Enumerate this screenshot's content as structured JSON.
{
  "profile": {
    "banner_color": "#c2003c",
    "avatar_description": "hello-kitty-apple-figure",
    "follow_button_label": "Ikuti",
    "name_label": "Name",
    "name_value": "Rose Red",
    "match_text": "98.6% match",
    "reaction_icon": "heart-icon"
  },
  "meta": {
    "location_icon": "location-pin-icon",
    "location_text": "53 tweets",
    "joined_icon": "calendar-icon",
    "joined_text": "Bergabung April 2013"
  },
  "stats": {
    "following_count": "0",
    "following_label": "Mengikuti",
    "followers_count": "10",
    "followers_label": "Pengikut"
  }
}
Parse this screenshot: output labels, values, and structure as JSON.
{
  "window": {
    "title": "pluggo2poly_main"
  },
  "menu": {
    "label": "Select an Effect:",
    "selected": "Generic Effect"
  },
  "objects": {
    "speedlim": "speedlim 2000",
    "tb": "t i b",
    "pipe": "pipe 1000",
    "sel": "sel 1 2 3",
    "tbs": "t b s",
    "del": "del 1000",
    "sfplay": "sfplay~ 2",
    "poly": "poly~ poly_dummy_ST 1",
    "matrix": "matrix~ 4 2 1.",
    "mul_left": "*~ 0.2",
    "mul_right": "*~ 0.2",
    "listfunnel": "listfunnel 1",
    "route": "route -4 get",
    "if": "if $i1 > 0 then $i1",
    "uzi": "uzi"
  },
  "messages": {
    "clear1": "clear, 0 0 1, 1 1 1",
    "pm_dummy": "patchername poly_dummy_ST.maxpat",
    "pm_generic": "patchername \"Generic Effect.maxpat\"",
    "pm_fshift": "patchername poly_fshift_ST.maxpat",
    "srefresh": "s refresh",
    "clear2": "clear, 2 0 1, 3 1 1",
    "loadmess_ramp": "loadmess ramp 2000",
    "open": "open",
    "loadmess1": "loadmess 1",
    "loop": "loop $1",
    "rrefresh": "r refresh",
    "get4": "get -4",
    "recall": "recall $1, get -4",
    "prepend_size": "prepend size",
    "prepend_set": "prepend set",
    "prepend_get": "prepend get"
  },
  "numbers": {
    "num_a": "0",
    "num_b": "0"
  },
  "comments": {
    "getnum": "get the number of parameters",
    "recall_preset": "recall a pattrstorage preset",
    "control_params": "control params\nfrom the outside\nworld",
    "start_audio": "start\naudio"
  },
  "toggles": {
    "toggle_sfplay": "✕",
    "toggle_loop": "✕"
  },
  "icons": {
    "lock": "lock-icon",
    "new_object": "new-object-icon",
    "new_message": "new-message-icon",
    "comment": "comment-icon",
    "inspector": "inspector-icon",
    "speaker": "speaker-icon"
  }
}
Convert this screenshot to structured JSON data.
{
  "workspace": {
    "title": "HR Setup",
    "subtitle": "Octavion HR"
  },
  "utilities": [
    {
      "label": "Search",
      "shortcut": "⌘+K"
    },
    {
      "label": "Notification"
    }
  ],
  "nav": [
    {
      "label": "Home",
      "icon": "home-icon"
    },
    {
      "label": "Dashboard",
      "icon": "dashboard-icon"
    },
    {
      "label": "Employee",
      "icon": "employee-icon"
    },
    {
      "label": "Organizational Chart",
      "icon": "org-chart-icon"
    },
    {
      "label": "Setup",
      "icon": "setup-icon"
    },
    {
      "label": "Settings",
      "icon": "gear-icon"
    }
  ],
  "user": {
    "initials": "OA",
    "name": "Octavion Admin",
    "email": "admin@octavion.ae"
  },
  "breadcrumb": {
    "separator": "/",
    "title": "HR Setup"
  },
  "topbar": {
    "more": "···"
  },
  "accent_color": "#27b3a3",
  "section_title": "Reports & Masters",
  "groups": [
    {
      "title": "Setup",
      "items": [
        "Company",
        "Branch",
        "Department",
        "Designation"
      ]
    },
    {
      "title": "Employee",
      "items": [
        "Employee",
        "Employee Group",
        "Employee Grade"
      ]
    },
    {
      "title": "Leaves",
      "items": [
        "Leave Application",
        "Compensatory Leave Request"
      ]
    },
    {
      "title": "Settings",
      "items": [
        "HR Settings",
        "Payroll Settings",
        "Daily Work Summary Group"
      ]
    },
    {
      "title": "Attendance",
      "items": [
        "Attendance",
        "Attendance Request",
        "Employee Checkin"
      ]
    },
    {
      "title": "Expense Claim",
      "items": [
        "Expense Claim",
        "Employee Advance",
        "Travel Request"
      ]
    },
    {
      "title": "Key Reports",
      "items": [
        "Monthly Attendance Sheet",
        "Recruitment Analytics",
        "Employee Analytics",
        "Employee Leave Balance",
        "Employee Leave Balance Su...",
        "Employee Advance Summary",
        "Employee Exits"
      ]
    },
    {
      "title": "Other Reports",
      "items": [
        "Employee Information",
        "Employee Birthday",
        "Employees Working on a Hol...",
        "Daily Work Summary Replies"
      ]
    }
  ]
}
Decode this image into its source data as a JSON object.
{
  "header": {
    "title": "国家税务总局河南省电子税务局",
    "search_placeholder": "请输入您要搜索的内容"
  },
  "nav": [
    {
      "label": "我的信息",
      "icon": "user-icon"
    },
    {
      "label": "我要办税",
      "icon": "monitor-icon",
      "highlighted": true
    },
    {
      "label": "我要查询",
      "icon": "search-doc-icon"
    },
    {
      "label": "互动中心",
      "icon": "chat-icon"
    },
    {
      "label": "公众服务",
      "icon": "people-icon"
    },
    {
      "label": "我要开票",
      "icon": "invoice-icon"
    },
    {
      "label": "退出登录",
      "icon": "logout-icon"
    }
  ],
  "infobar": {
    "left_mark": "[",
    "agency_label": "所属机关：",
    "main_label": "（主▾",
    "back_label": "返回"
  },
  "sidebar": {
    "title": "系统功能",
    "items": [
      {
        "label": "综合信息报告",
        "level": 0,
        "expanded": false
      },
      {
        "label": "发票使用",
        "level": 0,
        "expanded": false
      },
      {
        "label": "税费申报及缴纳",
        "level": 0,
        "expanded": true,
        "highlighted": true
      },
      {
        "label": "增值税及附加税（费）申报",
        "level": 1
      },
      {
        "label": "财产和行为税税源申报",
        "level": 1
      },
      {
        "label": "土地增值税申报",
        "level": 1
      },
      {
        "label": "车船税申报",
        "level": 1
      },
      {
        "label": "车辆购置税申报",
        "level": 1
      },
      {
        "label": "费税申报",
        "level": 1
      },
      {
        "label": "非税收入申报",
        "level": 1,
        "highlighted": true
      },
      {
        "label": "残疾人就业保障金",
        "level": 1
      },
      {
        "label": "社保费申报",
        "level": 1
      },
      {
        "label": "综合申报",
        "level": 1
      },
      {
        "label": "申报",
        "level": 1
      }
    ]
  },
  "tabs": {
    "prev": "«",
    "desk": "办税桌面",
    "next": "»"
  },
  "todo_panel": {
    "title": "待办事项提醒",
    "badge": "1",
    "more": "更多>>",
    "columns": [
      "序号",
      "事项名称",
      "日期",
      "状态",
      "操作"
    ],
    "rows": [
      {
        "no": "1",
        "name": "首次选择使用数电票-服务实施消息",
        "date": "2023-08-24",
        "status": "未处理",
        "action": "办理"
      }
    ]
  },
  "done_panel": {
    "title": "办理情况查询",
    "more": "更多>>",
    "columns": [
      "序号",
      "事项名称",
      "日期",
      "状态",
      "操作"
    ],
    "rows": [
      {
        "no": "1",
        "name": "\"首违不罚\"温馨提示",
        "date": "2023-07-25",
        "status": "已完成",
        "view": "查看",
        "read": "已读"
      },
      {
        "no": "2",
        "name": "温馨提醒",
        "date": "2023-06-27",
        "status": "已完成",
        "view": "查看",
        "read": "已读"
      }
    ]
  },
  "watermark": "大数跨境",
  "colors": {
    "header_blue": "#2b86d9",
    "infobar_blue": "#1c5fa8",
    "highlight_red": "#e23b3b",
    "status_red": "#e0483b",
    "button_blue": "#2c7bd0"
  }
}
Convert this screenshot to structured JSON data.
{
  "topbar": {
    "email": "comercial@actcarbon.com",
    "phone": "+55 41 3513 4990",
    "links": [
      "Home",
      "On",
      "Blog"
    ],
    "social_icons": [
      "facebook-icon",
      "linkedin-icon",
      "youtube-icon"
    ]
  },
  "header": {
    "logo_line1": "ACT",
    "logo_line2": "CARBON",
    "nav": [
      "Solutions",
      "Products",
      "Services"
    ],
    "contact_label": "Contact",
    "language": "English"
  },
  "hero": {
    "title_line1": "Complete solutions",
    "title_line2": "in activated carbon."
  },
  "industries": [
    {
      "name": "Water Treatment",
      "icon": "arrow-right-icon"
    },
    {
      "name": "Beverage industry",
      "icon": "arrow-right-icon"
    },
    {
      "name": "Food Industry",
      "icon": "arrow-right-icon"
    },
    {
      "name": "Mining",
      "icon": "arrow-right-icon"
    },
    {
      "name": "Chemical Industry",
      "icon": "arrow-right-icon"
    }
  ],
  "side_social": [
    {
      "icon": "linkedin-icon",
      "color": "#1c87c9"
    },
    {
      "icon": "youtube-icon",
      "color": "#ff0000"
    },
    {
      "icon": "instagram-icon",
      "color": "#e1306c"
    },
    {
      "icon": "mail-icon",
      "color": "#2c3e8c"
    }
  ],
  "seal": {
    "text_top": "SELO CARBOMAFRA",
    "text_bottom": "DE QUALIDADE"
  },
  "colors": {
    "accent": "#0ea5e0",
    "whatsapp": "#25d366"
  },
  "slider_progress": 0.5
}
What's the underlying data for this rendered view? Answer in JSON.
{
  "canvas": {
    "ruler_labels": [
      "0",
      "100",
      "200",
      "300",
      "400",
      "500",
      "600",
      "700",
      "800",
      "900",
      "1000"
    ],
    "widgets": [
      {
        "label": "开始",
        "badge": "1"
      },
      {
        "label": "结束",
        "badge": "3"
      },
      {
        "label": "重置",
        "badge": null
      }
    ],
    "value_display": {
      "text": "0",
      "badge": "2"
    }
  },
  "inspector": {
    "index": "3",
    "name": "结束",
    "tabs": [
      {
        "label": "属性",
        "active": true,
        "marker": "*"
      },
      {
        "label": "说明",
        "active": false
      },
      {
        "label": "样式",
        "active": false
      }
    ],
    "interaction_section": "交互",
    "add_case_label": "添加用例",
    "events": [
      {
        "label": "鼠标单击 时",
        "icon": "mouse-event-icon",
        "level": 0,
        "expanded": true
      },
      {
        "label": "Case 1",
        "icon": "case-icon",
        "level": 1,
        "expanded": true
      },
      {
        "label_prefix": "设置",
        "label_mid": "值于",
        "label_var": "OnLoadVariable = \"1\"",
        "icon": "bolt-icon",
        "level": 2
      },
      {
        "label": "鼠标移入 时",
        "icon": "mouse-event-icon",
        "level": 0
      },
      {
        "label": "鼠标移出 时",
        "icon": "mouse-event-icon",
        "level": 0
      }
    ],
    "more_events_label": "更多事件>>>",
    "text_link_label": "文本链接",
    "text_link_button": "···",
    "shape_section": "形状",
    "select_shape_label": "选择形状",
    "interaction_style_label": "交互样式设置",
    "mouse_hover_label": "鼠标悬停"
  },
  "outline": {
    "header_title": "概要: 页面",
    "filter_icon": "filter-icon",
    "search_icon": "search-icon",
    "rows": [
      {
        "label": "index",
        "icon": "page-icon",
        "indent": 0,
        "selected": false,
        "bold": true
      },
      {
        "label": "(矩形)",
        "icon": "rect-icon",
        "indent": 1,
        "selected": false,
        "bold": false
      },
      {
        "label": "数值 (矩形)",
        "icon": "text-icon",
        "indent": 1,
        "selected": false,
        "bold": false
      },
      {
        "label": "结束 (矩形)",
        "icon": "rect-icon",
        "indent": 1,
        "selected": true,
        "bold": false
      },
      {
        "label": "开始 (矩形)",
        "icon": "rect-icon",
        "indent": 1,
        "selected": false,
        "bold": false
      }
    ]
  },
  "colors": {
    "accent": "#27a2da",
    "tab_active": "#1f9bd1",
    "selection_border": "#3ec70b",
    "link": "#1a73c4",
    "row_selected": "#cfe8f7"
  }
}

- Problem requirements
Locate and copy each line in the data above that includes the word "Daily".

- Answer to the problem
        "Daily Work Summary Group"
        "Daily Work Summary Replies"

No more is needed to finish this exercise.